REQUEST
Every record below should be written out exactly; pictures stay out.

+===+

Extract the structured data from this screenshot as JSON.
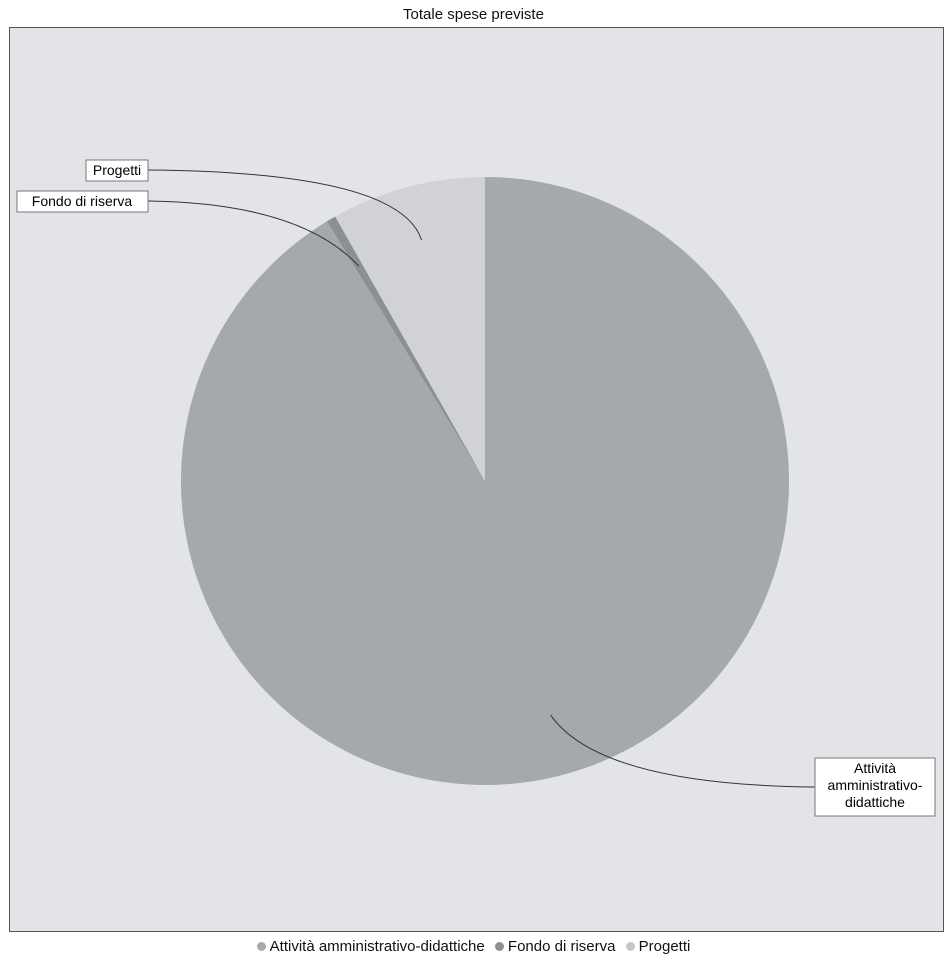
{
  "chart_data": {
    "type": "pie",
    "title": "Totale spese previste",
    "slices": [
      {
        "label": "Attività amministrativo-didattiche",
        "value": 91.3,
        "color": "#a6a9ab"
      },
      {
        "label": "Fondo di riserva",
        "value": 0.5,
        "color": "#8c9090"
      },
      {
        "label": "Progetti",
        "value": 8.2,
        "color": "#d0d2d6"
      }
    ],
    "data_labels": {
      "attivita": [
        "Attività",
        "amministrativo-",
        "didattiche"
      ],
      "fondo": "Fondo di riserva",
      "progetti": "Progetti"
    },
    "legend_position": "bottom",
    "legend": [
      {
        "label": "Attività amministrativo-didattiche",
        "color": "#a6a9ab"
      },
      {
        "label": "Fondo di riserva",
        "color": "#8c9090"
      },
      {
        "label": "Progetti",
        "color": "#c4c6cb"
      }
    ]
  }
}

+===+

RESPONSE TO THIS TASK
Extract the structured data from this screenshot as JSON.
{
  "chart_data": {
    "type": "pie",
    "title": "Totale spese previste",
    "slices": [
      {
        "label": "Attività amministrativo-didattiche",
        "value": 91.3,
        "color": "#a6a9ab"
      },
      {
        "label": "Fondo di riserva",
        "value": 0.5,
        "color": "#8c9090"
      },
      {
        "label": "Progetti",
        "value": 8.2,
        "color": "#d0d2d6"
      }
    ],
    "data_labels": {
      "attivita": [
        "Attività",
        "amministrativo-",
        "didattiche"
      ],
      "fondo": "Fondo di riserva",
      "progetti": "Progetti"
    },
    "legend_position": "bottom",
    "legend": [
      {
        "label": "Attività amministrativo-didattiche",
        "color": "#a6a9ab"
      },
      {
        "label": "Fondo di riserva",
        "color": "#8c9090"
      },
      {
        "label": "Progetti",
        "color": "#c4c6cb"
      }
    ]
  }
}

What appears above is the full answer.